---------- Extracted information ----------

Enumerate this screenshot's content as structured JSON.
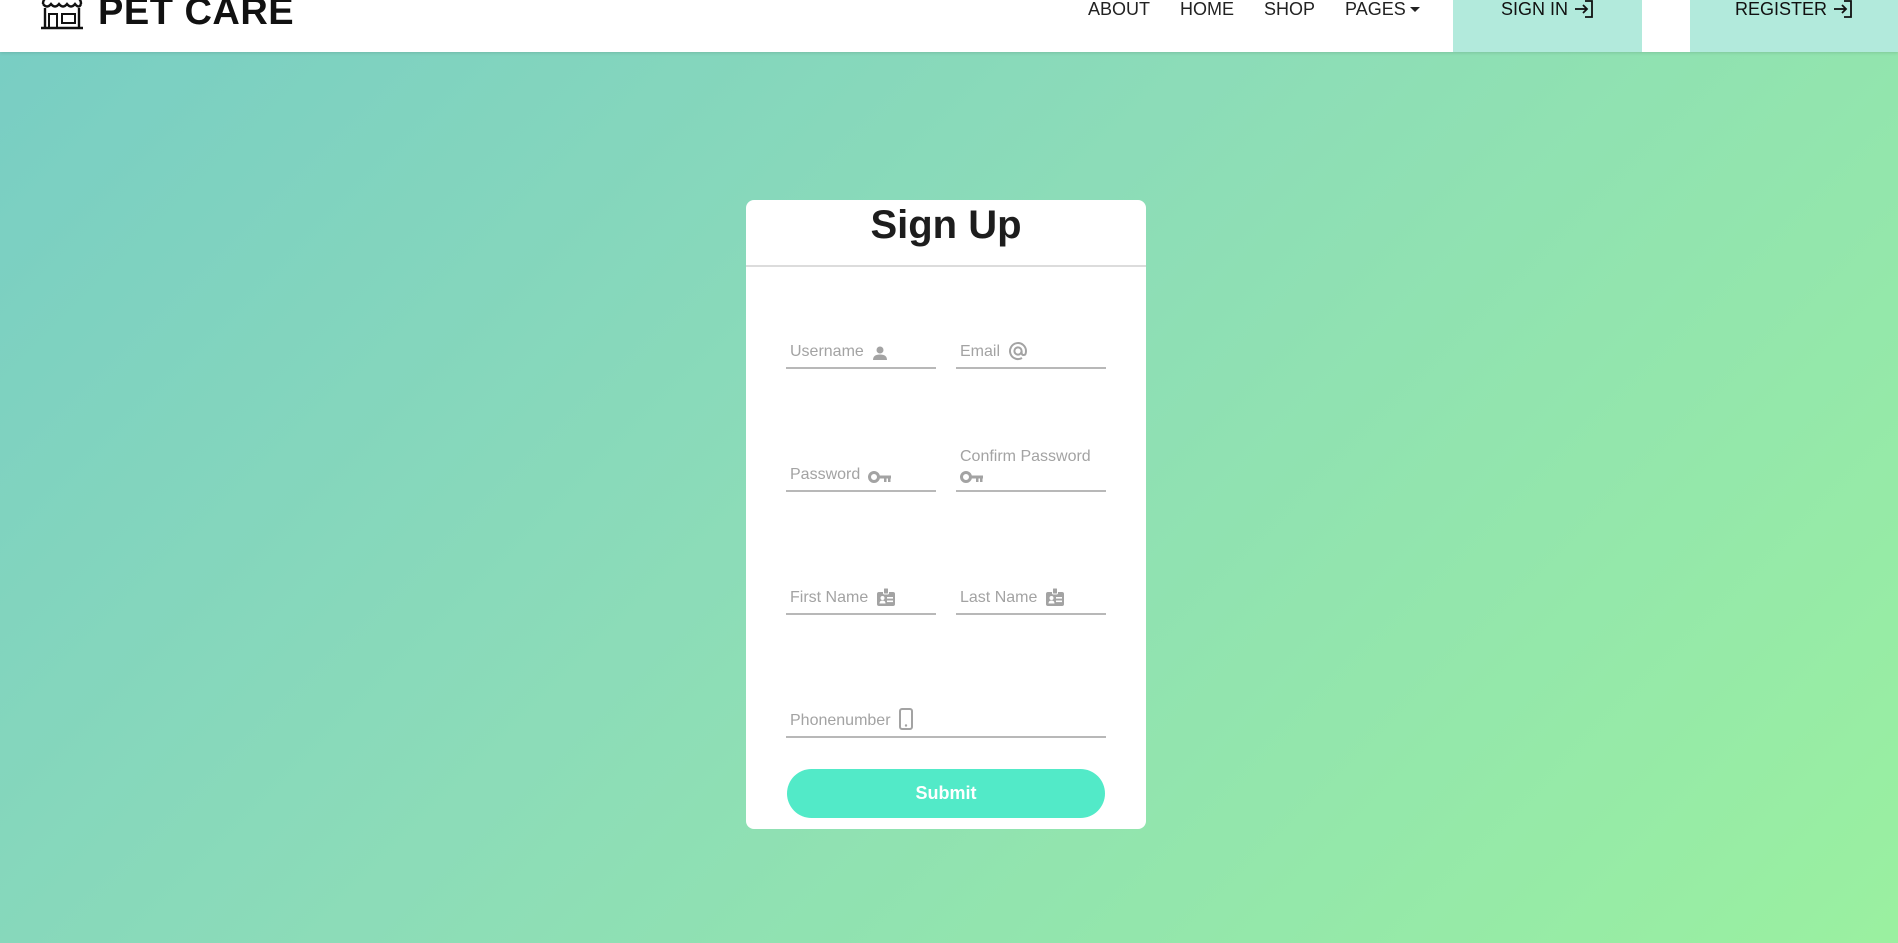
{
  "brand": {
    "name": "PET CARE",
    "icon": "storefront-icon"
  },
  "nav": {
    "links": [
      {
        "label": "ABOUT"
      },
      {
        "label": "HOME"
      },
      {
        "label": "SHOP"
      },
      {
        "label": "PAGES",
        "dropdown": true
      }
    ],
    "signin_label": "SIGN IN",
    "register_label": "REGISTER"
  },
  "form": {
    "title": "Sign Up",
    "username_placeholder": "Username",
    "email_placeholder": "Email",
    "password_placeholder": "Password",
    "confirm_password_placeholder": "Confirm Password",
    "first_name_placeholder": "First Name",
    "last_name_placeholder": "Last Name",
    "phone_placeholder": "Phonenumber",
    "submit_label": "Submit"
  },
  "colors": {
    "accent": "#52eac8",
    "nav_button_bg": "#b2eadc",
    "gradient_start": "#78cdc4",
    "gradient_end": "#9af0a0"
  }
}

----------

:: Description of the task ::
Report the count of lines in the entries that contain the string "Password", and nothing besides it.

:: Answer in full ::
2